■ **Written instruction**
Keep every line where the word "question" appears; drop the rest.
START Data shown
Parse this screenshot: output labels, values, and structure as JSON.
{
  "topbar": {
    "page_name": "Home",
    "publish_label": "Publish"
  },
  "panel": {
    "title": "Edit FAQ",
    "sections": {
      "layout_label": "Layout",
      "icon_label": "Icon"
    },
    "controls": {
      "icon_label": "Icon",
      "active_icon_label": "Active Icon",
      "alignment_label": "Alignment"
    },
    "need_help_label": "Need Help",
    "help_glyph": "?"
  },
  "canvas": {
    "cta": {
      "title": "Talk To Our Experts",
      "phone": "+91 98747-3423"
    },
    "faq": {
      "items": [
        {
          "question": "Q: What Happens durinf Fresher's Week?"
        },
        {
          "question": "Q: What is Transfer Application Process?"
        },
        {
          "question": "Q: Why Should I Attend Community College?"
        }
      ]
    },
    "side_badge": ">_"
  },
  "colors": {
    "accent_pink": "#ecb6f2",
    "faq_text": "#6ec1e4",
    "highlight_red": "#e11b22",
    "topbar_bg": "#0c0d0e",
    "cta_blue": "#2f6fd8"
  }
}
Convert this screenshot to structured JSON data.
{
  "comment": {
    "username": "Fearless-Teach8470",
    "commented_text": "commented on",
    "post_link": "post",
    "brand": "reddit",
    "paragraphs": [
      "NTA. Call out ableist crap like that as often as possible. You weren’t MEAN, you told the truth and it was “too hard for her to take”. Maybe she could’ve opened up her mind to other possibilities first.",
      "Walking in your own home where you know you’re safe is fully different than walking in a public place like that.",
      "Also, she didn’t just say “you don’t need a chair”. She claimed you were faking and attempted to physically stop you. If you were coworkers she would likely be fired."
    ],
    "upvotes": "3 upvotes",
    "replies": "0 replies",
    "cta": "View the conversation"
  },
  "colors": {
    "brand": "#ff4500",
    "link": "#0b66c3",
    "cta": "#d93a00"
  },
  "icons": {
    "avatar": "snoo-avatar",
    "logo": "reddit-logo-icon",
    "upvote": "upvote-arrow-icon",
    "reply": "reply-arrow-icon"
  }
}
END Data shown
■ **Solution to the problem**
          "question": "Q: What Happens durinf Fresher's Week?"
          "question": "Q: What is Transfer Application Process?"
          "question": "Q: Why Should I Attend Community College?"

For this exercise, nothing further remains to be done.